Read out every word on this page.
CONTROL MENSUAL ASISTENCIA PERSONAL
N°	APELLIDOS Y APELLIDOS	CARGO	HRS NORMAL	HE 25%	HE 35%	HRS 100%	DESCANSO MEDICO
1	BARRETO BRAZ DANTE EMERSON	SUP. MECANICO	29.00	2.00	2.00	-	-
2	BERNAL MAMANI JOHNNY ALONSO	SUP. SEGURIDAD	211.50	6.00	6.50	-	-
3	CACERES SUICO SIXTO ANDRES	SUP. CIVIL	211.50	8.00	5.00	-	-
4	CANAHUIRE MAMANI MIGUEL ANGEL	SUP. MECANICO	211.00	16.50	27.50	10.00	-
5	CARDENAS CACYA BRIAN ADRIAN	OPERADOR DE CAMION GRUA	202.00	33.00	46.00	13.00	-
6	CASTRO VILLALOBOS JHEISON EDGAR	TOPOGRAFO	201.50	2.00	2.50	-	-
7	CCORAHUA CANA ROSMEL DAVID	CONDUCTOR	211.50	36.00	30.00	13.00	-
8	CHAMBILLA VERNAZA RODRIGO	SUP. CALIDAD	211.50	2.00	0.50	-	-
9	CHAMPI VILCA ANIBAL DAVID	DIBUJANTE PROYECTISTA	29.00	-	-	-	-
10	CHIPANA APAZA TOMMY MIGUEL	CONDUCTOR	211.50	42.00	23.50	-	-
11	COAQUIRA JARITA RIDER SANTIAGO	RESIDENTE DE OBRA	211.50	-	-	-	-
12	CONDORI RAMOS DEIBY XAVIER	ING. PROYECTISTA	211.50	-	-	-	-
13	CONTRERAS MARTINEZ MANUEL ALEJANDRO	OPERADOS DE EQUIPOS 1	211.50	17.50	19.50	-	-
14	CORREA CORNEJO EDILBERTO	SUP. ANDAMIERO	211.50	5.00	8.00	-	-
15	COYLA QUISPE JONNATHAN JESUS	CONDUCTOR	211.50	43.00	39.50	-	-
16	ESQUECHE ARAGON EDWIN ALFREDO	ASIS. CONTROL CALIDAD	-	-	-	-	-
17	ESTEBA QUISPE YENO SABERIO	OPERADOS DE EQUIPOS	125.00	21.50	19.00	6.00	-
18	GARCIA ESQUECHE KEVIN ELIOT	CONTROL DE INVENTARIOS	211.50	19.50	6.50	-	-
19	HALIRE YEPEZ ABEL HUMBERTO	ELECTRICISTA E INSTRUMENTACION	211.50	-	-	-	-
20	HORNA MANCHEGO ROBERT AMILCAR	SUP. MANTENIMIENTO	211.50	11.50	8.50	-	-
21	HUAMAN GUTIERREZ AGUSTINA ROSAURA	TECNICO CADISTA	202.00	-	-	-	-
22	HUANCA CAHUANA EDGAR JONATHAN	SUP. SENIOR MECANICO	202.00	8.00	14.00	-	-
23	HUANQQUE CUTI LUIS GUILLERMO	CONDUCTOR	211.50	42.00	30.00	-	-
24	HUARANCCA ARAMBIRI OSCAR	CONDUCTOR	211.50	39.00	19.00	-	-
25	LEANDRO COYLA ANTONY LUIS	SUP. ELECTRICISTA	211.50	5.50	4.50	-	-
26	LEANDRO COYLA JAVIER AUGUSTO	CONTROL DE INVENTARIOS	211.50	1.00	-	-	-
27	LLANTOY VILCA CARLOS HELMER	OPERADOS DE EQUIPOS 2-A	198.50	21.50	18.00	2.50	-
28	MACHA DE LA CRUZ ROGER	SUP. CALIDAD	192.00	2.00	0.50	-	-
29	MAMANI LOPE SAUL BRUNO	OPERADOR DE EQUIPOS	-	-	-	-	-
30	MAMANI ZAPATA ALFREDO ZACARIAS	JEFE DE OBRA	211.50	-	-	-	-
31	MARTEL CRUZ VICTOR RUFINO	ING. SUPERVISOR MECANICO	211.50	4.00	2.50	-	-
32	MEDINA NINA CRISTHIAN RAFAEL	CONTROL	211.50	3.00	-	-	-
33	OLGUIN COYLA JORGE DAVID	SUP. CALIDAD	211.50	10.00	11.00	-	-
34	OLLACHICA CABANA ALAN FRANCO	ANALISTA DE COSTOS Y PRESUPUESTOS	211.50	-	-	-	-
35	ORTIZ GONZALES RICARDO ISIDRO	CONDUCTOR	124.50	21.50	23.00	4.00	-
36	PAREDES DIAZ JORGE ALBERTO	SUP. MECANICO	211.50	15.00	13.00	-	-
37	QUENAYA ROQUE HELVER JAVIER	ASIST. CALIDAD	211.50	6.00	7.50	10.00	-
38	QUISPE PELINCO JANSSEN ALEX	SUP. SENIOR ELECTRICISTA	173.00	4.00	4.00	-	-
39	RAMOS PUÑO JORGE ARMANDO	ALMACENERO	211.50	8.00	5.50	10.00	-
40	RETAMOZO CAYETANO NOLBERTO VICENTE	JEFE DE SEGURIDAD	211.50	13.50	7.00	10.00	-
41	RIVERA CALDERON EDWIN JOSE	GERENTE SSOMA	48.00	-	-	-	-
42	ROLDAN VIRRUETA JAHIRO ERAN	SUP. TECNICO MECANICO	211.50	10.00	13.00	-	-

────────────────

What you will do: Among the records above, find each line holding the string "OPERADOS" and pull it out.

The response:
13	CONTRERAS MARTINEZ MANUEL ALEJANDRO	OPERADOS DE EQUIPOS 1	211.50	17.50	19.50	-	-
17	ESTEBA QUISPE YENO SABERIO	OPERADOS DE EQUIPOS	125.00	21.50	19.00	6.00	-
27	LLANTOY VILCA CARLOS HELMER	OPERADOS DE EQUIPOS 2-A	198.50	21.50	18.00	2.50	-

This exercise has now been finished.